■ **Task objective**: The records below must be output exactly, without pictures.

■ **Records for processing**:
----
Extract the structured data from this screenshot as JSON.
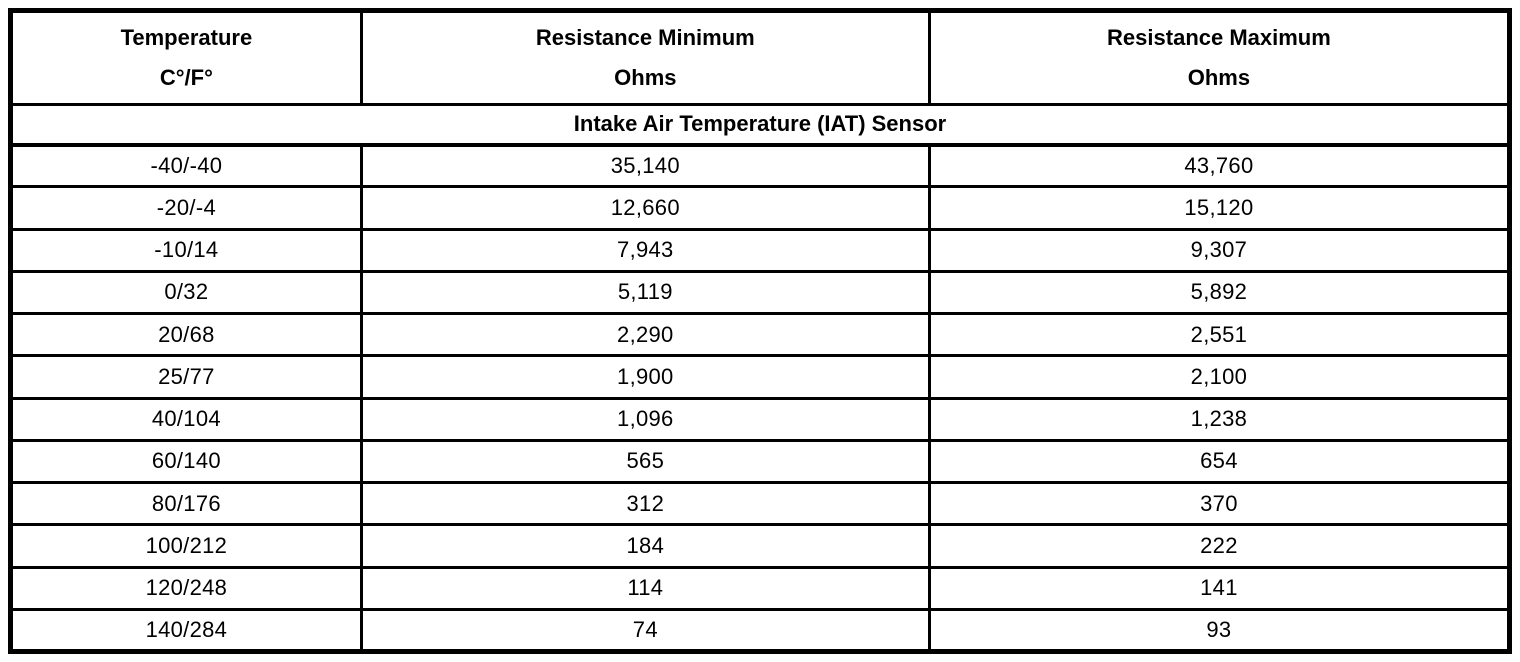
{
  "page": {
    "background_color": "#ffffff",
    "border_color": "#000000",
    "text_color": "#000000"
  },
  "table": {
    "columns": [
      {
        "title": "Temperature",
        "subtitle": "C°/F°"
      },
      {
        "title": "Resistance Minimum",
        "subtitle": "Ohms"
      },
      {
        "title": "Resistance Maximum",
        "subtitle": "Ohms"
      }
    ],
    "section_title": "Intake Air Temperature (IAT) Sensor",
    "rows": [
      {
        "temperature": "-40/-40",
        "resistance_min": "35,140",
        "resistance_max": "43,760"
      },
      {
        "temperature": "-20/-4",
        "resistance_min": "12,660",
        "resistance_max": "15,120"
      },
      {
        "temperature": "-10/14",
        "resistance_min": "7,943",
        "resistance_max": "9,307"
      },
      {
        "temperature": "0/32",
        "resistance_min": "5,119",
        "resistance_max": "5,892"
      },
      {
        "temperature": "20/68",
        "resistance_min": "2,290",
        "resistance_max": "2,551"
      },
      {
        "temperature": "25/77",
        "resistance_min": "1,900",
        "resistance_max": "2,100"
      },
      {
        "temperature": "40/104",
        "resistance_min": "1,096",
        "resistance_max": "1,238"
      },
      {
        "temperature": "60/140",
        "resistance_min": "565",
        "resistance_max": "654"
      },
      {
        "temperature": "80/176",
        "resistance_min": "312",
        "resistance_max": "370"
      },
      {
        "temperature": "100/212",
        "resistance_min": "184",
        "resistance_max": "222"
      },
      {
        "temperature": "120/248",
        "resistance_min": "114",
        "resistance_max": "141"
      },
      {
        "temperature": "140/284",
        "resistance_min": "74",
        "resistance_max": "93"
      }
    ]
  },
  "chart_data": {
    "type": "table",
    "title": "Intake Air Temperature (IAT) Sensor",
    "columns": [
      "Temperature C°/F°",
      "Resistance Minimum Ohms",
      "Resistance Maximum Ohms"
    ],
    "rows": [
      [
        "-40/-40",
        35140,
        43760
      ],
      [
        "-20/-4",
        12660,
        15120
      ],
      [
        "-10/14",
        7943,
        9307
      ],
      [
        "0/32",
        5119,
        5892
      ],
      [
        "20/68",
        2290,
        2551
      ],
      [
        "25/77",
        1900,
        2100
      ],
      [
        "40/104",
        1096,
        1238
      ],
      [
        "60/140",
        565,
        654
      ],
      [
        "80/176",
        312,
        370
      ],
      [
        "100/212",
        184,
        222
      ],
      [
        "120/248",
        114,
        141
      ],
      [
        "140/284",
        74,
        93
      ]
    ]
  }
}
----
■ **Response for this exercise**:
Extract the structured data from this screenshot as JSON.
{
  "page": {
    "background_color": "#ffffff",
    "border_color": "#000000",
    "text_color": "#000000"
  },
  "table": {
    "columns": [
      {
        "title": "Temperature",
        "subtitle": "C°/F°"
      },
      {
        "title": "Resistance Minimum",
        "subtitle": "Ohms"
      },
      {
        "title": "Resistance Maximum",
        "subtitle": "Ohms"
      }
    ],
    "section_title": "Intake Air Temperature (IAT) Sensor",
    "rows": [
      {
        "temperature": "-40/-40",
        "resistance_min": "35,140",
        "resistance_max": "43,760"
      },
      {
        "temperature": "-20/-4",
        "resistance_min": "12,660",
        "resistance_max": "15,120"
      },
      {
        "temperature": "-10/14",
        "resistance_min": "7,943",
        "resistance_max": "9,307"
      },
      {
        "temperature": "0/32",
        "resistance_min": "5,119",
        "resistance_max": "5,892"
      },
      {
        "temperature": "20/68",
        "resistance_min": "2,290",
        "resistance_max": "2,551"
      },
      {
        "temperature": "25/77",
        "resistance_min": "1,900",
        "resistance_max": "2,100"
      },
      {
        "temperature": "40/104",
        "resistance_min": "1,096",
        "resistance_max": "1,238"
      },
      {
        "temperature": "60/140",
        "resistance_min": "565",
        "resistance_max": "654"
      },
      {
        "temperature": "80/176",
        "resistance_min": "312",
        "resistance_max": "370"
      },
      {
        "temperature": "100/212",
        "resistance_min": "184",
        "resistance_max": "222"
      },
      {
        "temperature": "120/248",
        "resistance_min": "114",
        "resistance_max": "141"
      },
      {
        "temperature": "140/284",
        "resistance_min": "74",
        "resistance_max": "93"
      }
    ]
  },
  "chart_data": {
    "type": "table",
    "title": "Intake Air Temperature (IAT) Sensor",
    "columns": [
      "Temperature C°/F°",
      "Resistance Minimum Ohms",
      "Resistance Maximum Ohms"
    ],
    "rows": [
      [
        "-40/-40",
        35140,
        43760
      ],
      [
        "-20/-4",
        12660,
        15120
      ],
      [
        "-10/14",
        7943,
        9307
      ],
      [
        "0/32",
        5119,
        5892
      ],
      [
        "20/68",
        2290,
        2551
      ],
      [
        "25/77",
        1900,
        2100
      ],
      [
        "40/104",
        1096,
        1238
      ],
      [
        "60/140",
        565,
        654
      ],
      [
        "80/176",
        312,
        370
      ],
      [
        "100/212",
        184,
        222
      ],
      [
        "120/248",
        114,
        141
      ],
      [
        "140/284",
        74,
        93
      ]
    ]
  }
}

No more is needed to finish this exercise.